[Start of Input data]
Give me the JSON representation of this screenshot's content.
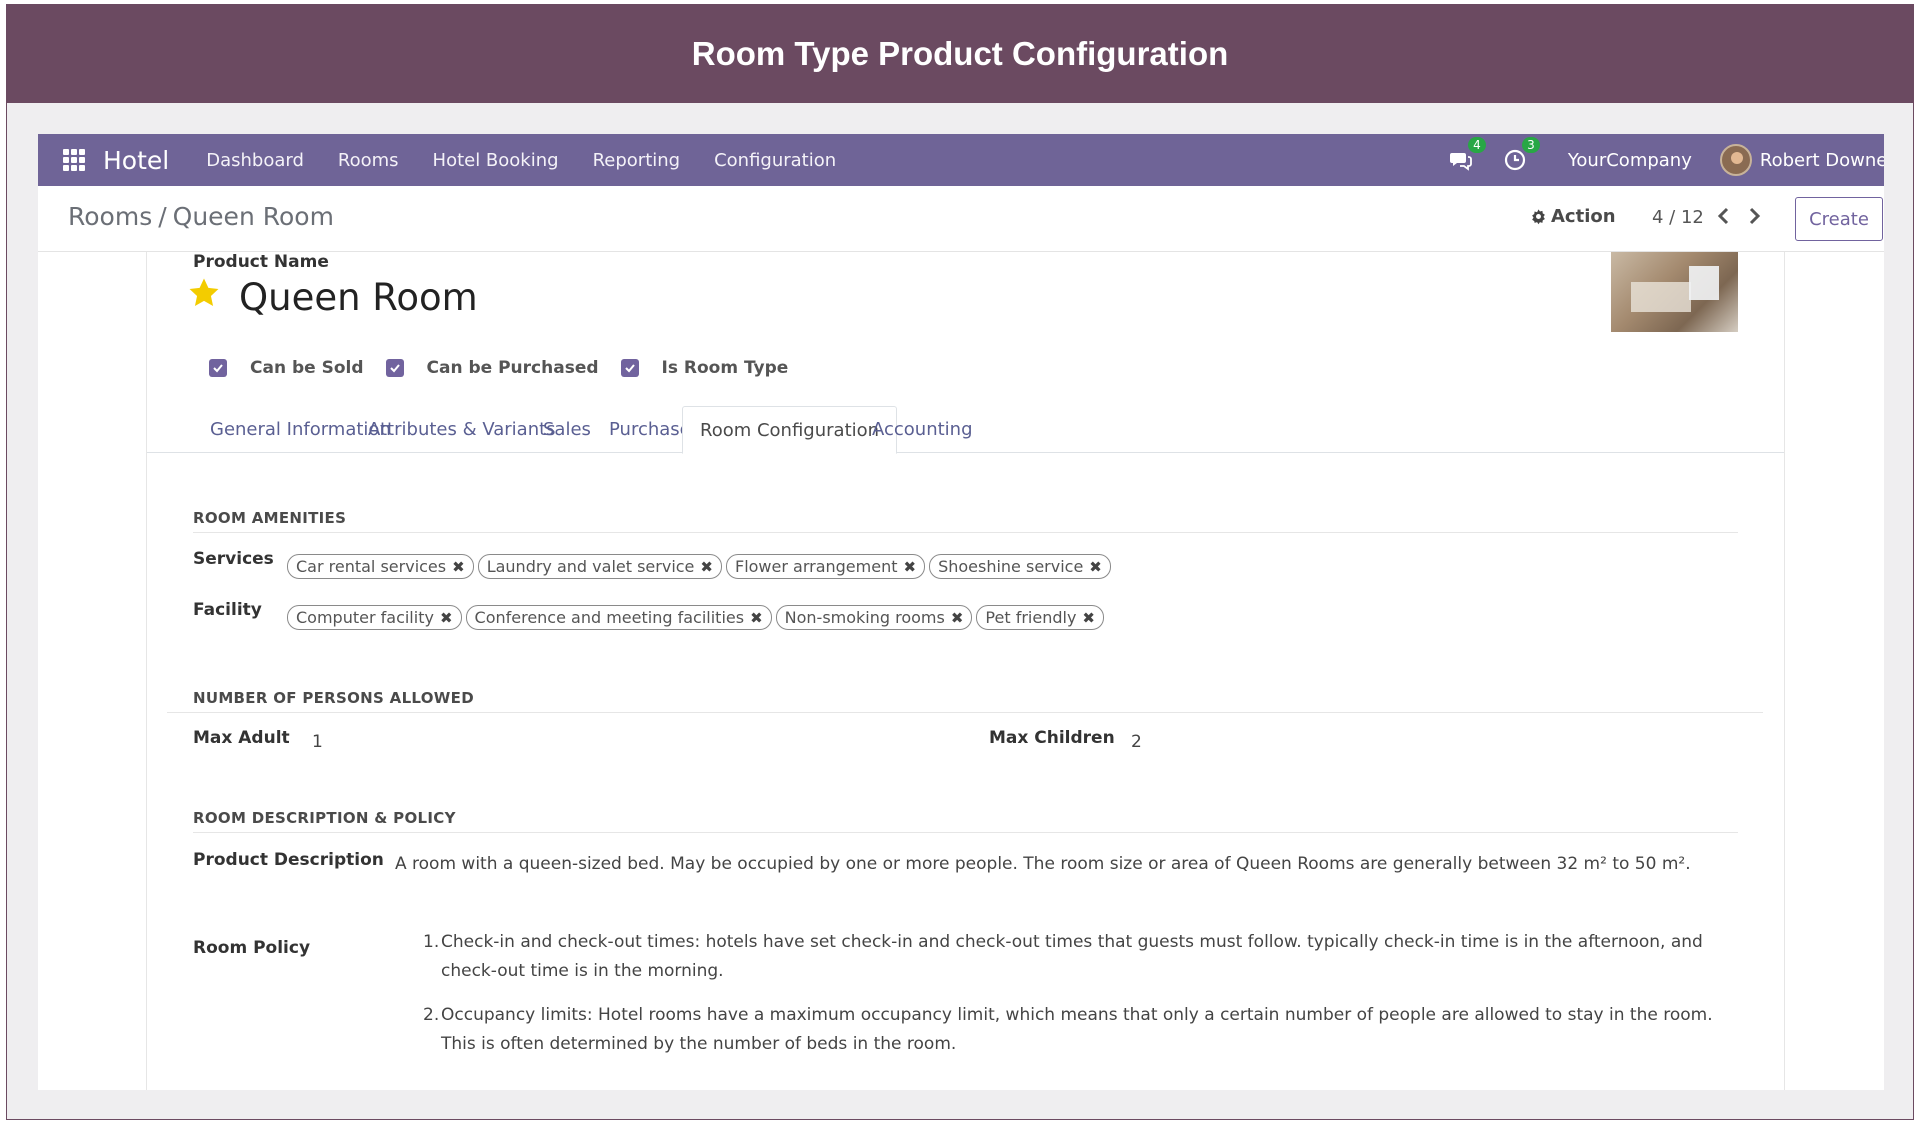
{
  "banner": {
    "title": "Room Type Product Configuration"
  },
  "navbar": {
    "app_name": "Hotel",
    "menu": [
      "Dashboard",
      "Rooms",
      "Hotel Booking",
      "Reporting",
      "Configuration"
    ],
    "messages_count": "4",
    "activities_count": "3",
    "company": "YourCompany",
    "user": "Robert Downey"
  },
  "control": {
    "breadcrumb_parent": "Rooms",
    "breadcrumb_sep": "/",
    "breadcrumb_current": "Queen Room",
    "action_label": "Action",
    "pager": "4 / 12",
    "create_label": "Create"
  },
  "product": {
    "name_label": "Product Name",
    "name": "Queen Room",
    "checkboxes": [
      {
        "label": "Can be Sold",
        "checked": true
      },
      {
        "label": "Can be Purchased",
        "checked": true
      },
      {
        "label": "Is Room Type",
        "checked": true
      }
    ]
  },
  "tabs": [
    {
      "label": "General Information",
      "active": false
    },
    {
      "label": "Attributes & Variants",
      "active": false
    },
    {
      "label": "Sales",
      "active": false
    },
    {
      "label": "Purchase",
      "active": false
    },
    {
      "label": "Room Configuration",
      "active": true
    },
    {
      "label": "Accounting",
      "active": false
    }
  ],
  "amenities": {
    "title": "ROOM AMENITIES",
    "services_label": "Services",
    "services": [
      "Car rental services",
      "Laundry and valet service",
      "Flower arrangement",
      "Shoeshine service"
    ],
    "facility_label": "Facility",
    "facilities": [
      "Computer facility",
      "Conference and meeting facilities",
      "Non-smoking rooms",
      "Pet friendly"
    ]
  },
  "persons": {
    "title": "NUMBER OF PERSONS ALLOWED",
    "max_adult_label": "Max Adult",
    "max_adult": "1",
    "max_children_label": "Max Children",
    "max_children": "2"
  },
  "policy_section": {
    "title": "ROOM DESCRIPTION & POLICY",
    "description_label": "Product Description",
    "description": "A room with a queen-sized bed. May be occupied by one or more people. The room size or area of Queen Rooms are generally between 32 m² to 50 m².",
    "policy_label": "Room Policy",
    "policies": [
      "Check-in and check-out times: hotels have set check-in and check-out times that guests must follow. typically check-in time is in the afternoon, and check-out time is in the morning.",
      "Occupancy limits: Hotel rooms have a maximum occupancy limit, which means that only a certain number of people are allowed to stay in the room. This is often determined by the number of beds in the room."
    ]
  },
  "colors": {
    "banner": "#6b4a61",
    "navbar": "#6f6497",
    "accent": "#71639e",
    "star": "#f3cc00",
    "badge": "#28a745"
  }
}
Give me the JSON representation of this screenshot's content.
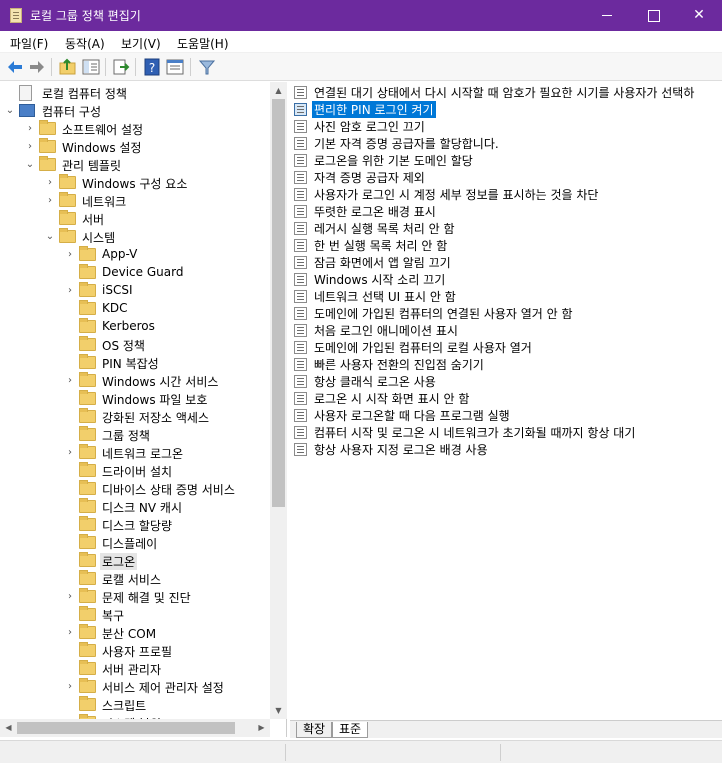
{
  "window": {
    "title": "로컬 그룹 정책 편집기",
    "accent": "#6c2a9e",
    "controls": {
      "minimize": "minimize-icon",
      "maximize": "maximize-icon",
      "close": "✕"
    }
  },
  "menu": [
    "파일(F)",
    "동작(A)",
    "보기(V)",
    "도움말(H)"
  ],
  "toolbar": {
    "buttons": [
      "back-arrow-icon",
      "forward-arrow-icon",
      "up-folder-icon",
      "show-hide-tree-icon",
      "export-list-icon",
      "help-icon",
      "properties-icon",
      "filter-icon"
    ]
  },
  "tree": [
    {
      "label": "로컬 컴퓨터 정책",
      "chev": "",
      "icon": "doc"
    },
    {
      "label": "컴퓨터 구성",
      "chev": "⌄",
      "icon": "pc"
    },
    {
      "label": "소프트웨어 설정",
      "chev": "›",
      "icon": "folder"
    },
    {
      "label": "Windows 설정",
      "chev": "›",
      "icon": "folder"
    },
    {
      "label": "관리 템플릿",
      "chev": "⌄",
      "icon": "folder"
    },
    {
      "label": "Windows 구성 요소",
      "chev": "›",
      "icon": "folder"
    },
    {
      "label": "네트워크",
      "chev": "›",
      "icon": "folder"
    },
    {
      "label": "서버",
      "chev": "",
      "icon": "folder"
    },
    {
      "label": "시스템",
      "chev": "⌄",
      "icon": "folder"
    },
    {
      "label": "App-V",
      "chev": "›",
      "icon": "folder"
    },
    {
      "label": "Device Guard",
      "chev": "",
      "icon": "folder"
    },
    {
      "label": "iSCSI",
      "chev": "›",
      "icon": "folder"
    },
    {
      "label": "KDC",
      "chev": "",
      "icon": "folder"
    },
    {
      "label": "Kerberos",
      "chev": "",
      "icon": "folder"
    },
    {
      "label": "OS 정책",
      "chev": "",
      "icon": "folder"
    },
    {
      "label": "PIN 복잡성",
      "chev": "",
      "icon": "folder"
    },
    {
      "label": "Windows 시간 서비스",
      "chev": "›",
      "icon": "folder"
    },
    {
      "label": "Windows 파일 보호",
      "chev": "",
      "icon": "folder"
    },
    {
      "label": "강화된 저장소 액세스",
      "chev": "",
      "icon": "folder"
    },
    {
      "label": "그룹 정책",
      "chev": "",
      "icon": "folder"
    },
    {
      "label": "네트워크 로그온",
      "chev": "›",
      "icon": "folder"
    },
    {
      "label": "드라이버 설치",
      "chev": "",
      "icon": "folder"
    },
    {
      "label": "디바이스 상태 증명 서비스",
      "chev": "",
      "icon": "folder"
    },
    {
      "label": "디스크 NV 캐시",
      "chev": "",
      "icon": "folder"
    },
    {
      "label": "디스크 할당량",
      "chev": "",
      "icon": "folder"
    },
    {
      "label": "디스플레이",
      "chev": "",
      "icon": "folder"
    },
    {
      "label": "로그온",
      "chev": "",
      "icon": "folder",
      "selected": true
    },
    {
      "label": "로캘 서비스",
      "chev": "",
      "icon": "folder"
    },
    {
      "label": "문제 해결 및 진단",
      "chev": "›",
      "icon": "folder"
    },
    {
      "label": "복구",
      "chev": "",
      "icon": "folder"
    },
    {
      "label": "분산 COM",
      "chev": "›",
      "icon": "folder"
    },
    {
      "label": "사용자 프로필",
      "chev": "",
      "icon": "folder"
    },
    {
      "label": "서버 관리자",
      "chev": "",
      "icon": "folder"
    },
    {
      "label": "서비스 제어 관리자 설정",
      "chev": "›",
      "icon": "folder"
    },
    {
      "label": "스크립트",
      "chev": "",
      "icon": "folder"
    },
    {
      "label": "시스템 복원",
      "chev": "",
      "icon": "folder"
    }
  ],
  "policies": [
    "연결된 대기 상태에서 다시 시작할 때 암호가 필요한 시기를 사용자가 선택하",
    "편리한 PIN 로그인 켜기",
    "사진 암호 로그인 끄기",
    "기본 자격 증명 공급자를 할당합니다.",
    "로그온을 위한 기본 도메인 할당",
    "자격 증명 공급자 제외",
    "사용자가 로그인 시 계정 세부 정보를 표시하는 것을 차단",
    "뚜렷한 로그온 배경 표시",
    "레거시 실행 목록 처리 안 함",
    "한 번 실행 목록 처리 안 함",
    "잠금 화면에서 앱 알림 끄기",
    "Windows 시작 소리 끄기",
    "네트워크 선택 UI 표시 안 함",
    "도메인에 가입된 컴퓨터의 연결된 사용자 열거 안 함",
    "처음 로그인 애니메이션 표시",
    "도메인에 가입된 컴퓨터의 로컬 사용자 열거",
    "빠른 사용자 전환의 진입점 숨기기",
    "항상 클래식 로그온 사용",
    "로그온 시 시작 화면 표시 안 함",
    "사용자 로그온할 때 다음 프로그램 실행",
    "컴퓨터 시작 및 로그온 시 네트워크가 초기화될 때까지 항상 대기",
    "항상 사용자 지정 로그온 배경 사용"
  ],
  "selected_policy_index": 1,
  "tabs": [
    "확장",
    "표준"
  ],
  "active_tab": "표준"
}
[End of Input data]
• _Task requirements_
Leave out the pictures and retype every line above exactly.

• _Result for this task_
Give me the JSON representation of this screenshot's content.
{
  "banner": {
    "title": "Room Type Product Configuration"
  },
  "navbar": {
    "app_name": "Hotel",
    "menu": [
      "Dashboard",
      "Rooms",
      "Hotel Booking",
      "Reporting",
      "Configuration"
    ],
    "messages_count": "4",
    "activities_count": "3",
    "company": "YourCompany",
    "user": "Robert Downey"
  },
  "control": {
    "breadcrumb_parent": "Rooms",
    "breadcrumb_sep": "/",
    "breadcrumb_current": "Queen Room",
    "action_label": "Action",
    "pager": "4 / 12",
    "create_label": "Create"
  },
  "product": {
    "name_label": "Product Name",
    "name": "Queen Room",
    "checkboxes": [
      {
        "label": "Can be Sold",
        "checked": true
      },
      {
        "label": "Can be Purchased",
        "checked": true
      },
      {
        "label": "Is Room Type",
        "checked": true
      }
    ]
  },
  "tabs": [
    {
      "label": "General Information",
      "active": false
    },
    {
      "label": "Attributes & Variants",
      "active": false
    },
    {
      "label": "Sales",
      "active": false
    },
    {
      "label": "Purchase",
      "active": false
    },
    {
      "label": "Room Configuration",
      "active": true
    },
    {
      "label": "Accounting",
      "active": false
    }
  ],
  "amenities": {
    "title": "ROOM AMENITIES",
    "services_label": "Services",
    "services": [
      "Car rental services",
      "Laundry and valet service",
      "Flower arrangement",
      "Shoeshine service"
    ],
    "facility_label": "Facility",
    "facilities": [
      "Computer facility",
      "Conference and meeting facilities",
      "Non-smoking rooms",
      "Pet friendly"
    ]
  },
  "persons": {
    "title": "NUMBER OF PERSONS ALLOWED",
    "max_adult_label": "Max Adult",
    "max_adult": "1",
    "max_children_label": "Max Children",
    "max_children": "2"
  },
  "policy_section": {
    "title": "ROOM DESCRIPTION & POLICY",
    "description_label": "Product Description",
    "description": "A room with a queen-sized bed. May be occupied by one or more people. The room size or area of Queen Rooms are generally between 32 m² to 50 m².",
    "policy_label": "Room Policy",
    "policies": [
      "Check-in and check-out times: hotels have set check-in and check-out times that guests must follow. typically check-in time is in the afternoon, and check-out time is in the morning.",
      "Occupancy limits: Hotel rooms have a maximum occupancy limit, which means that only a certain number of people are allowed to stay in the room. This is often determined by the number of beds in the room."
    ]
  },
  "colors": {
    "banner": "#6b4a61",
    "navbar": "#6f6497",
    "accent": "#71639e",
    "star": "#f3cc00",
    "badge": "#28a745"
  }
}
Give me the JSON representation of this screenshot's content.
{
  "window": {
    "title": "로컬 그룹 정책 편집기",
    "accent": "#6c2a9e",
    "controls": {
      "minimize": "minimize-icon",
      "maximize": "maximize-icon",
      "close": "✕"
    }
  },
  "menu": [
    "파일(F)",
    "동작(A)",
    "보기(V)",
    "도움말(H)"
  ],
  "toolbar": {
    "buttons": [
      "back-arrow-icon",
      "forward-arrow-icon",
      "up-folder-icon",
      "show-hide-tree-icon",
      "export-list-icon",
      "help-icon",
      "properties-icon",
      "filter-icon"
    ]
  },
  "tree": [
    {
      "label": "로컬 컴퓨터 정책",
      "chev": "",
      "icon": "doc"
    },
    {
      "label": "컴퓨터 구성",
      "chev": "⌄",
      "icon": "pc"
    },
    {
      "label": "소프트웨어 설정",
      "chev": "›",
      "icon": "folder"
    },
    {
      "label": "Windows 설정",
      "chev": "›",
      "icon": "folder"
    },
    {
      "label": "관리 템플릿",
      "chev": "⌄",
      "icon": "folder"
    },
    {
      "label": "Windows 구성 요소",
      "chev": "›",
      "icon": "folder"
    },
    {
      "label": "네트워크",
      "chev": "›",
      "icon": "folder"
    },
    {
      "label": "서버",
      "chev": "",
      "icon": "folder"
    },
    {
      "label": "시스템",
      "chev": "⌄",
      "icon": "folder"
    },
    {
      "label": "App-V",
      "chev": "›",
      "icon": "folder"
    },
    {
      "label": "Device Guard",
      "chev": "",
      "icon": "folder"
    },
    {
      "label": "iSCSI",
      "chev": "›",
      "icon": "folder"
    },
    {
      "label": "KDC",
      "chev": "",
      "icon": "folder"
    },
    {
      "label": "Kerberos",
      "chev": "",
      "icon": "folder"
    },
    {
      "label": "OS 정책",
      "chev": "",
      "icon": "folder"
    },
    {
      "label": "PIN 복잡성",
      "chev": "",
      "icon": "folder"
    },
    {
      "label": "Windows 시간 서비스",
      "chev": "›",
      "icon": "folder"
    },
    {
      "label": "Windows 파일 보호",
      "chev": "",
      "icon": "folder"
    },
    {
      "label": "강화된 저장소 액세스",
      "chev": "",
      "icon": "folder"
    },
    {
      "label": "그룹 정책",
      "chev": "",
      "icon": "folder"
    },
    {
      "label": "네트워크 로그온",
      "chev": "›",
      "icon": "folder"
    },
    {
      "label": "드라이버 설치",
      "chev": "",
      "icon": "folder"
    },
    {
      "label": "디바이스 상태 증명 서비스",
      "chev": "",
      "icon": "folder"
    },
    {
      "label": "디스크 NV 캐시",
      "chev": "",
      "icon": "folder"
    },
    {
      "label": "디스크 할당량",
      "chev": "",
      "icon": "folder"
    },
    {
      "label": "디스플레이",
      "chev": "",
      "icon": "folder"
    },
    {
      "label": "로그온",
      "chev": "",
      "icon": "folder",
      "selected": true
    },
    {
      "label": "로캘 서비스",
      "chev": "",
      "icon": "folder"
    },
    {
      "label": "문제 해결 및 진단",
      "chev": "›",
      "icon": "folder"
    },
    {
      "label": "복구",
      "chev": "",
      "icon": "folder"
    },
    {
      "label": "분산 COM",
      "chev": "›",
      "icon": "folder"
    },
    {
      "label": "사용자 프로필",
      "chev": "",
      "icon": "folder"
    },
    {
      "label": "서버 관리자",
      "chev": "",
      "icon": "folder"
    },
    {
      "label": "서비스 제어 관리자 설정",
      "chev": "›",
      "icon": "folder"
    },
    {
      "label": "스크립트",
      "chev": "",
      "icon": "folder"
    },
    {
      "label": "시스템 복원",
      "chev": "",
      "icon": "folder"
    }
  ],
  "policies": [
    "연결된 대기 상태에서 다시 시작할 때 암호가 필요한 시기를 사용자가 선택하",
    "편리한 PIN 로그인 켜기",
    "사진 암호 로그인 끄기",
    "기본 자격 증명 공급자를 할당합니다.",
    "로그온을 위한 기본 도메인 할당",
    "자격 증명 공급자 제외",
    "사용자가 로그인 시 계정 세부 정보를 표시하는 것을 차단",
    "뚜렷한 로그온 배경 표시",
    "레거시 실행 목록 처리 안 함",
    "한 번 실행 목록 처리 안 함",
    "잠금 화면에서 앱 알림 끄기",
    "Windows 시작 소리 끄기",
    "네트워크 선택 UI 표시 안 함",
    "도메인에 가입된 컴퓨터의 연결된 사용자 열거 안 함",
    "처음 로그인 애니메이션 표시",
    "도메인에 가입된 컴퓨터의 로컬 사용자 열거",
    "빠른 사용자 전환의 진입점 숨기기",
    "항상 클래식 로그온 사용",
    "로그온 시 시작 화면 표시 안 함",
    "사용자 로그온할 때 다음 프로그램 실행",
    "컴퓨터 시작 및 로그온 시 네트워크가 초기화될 때까지 항상 대기",
    "항상 사용자 지정 로그온 배경 사용"
  ],
  "selected_policy_index": 1,
  "tabs": [
    "확장",
    "표준"
  ],
  "active_tab": "표준"
}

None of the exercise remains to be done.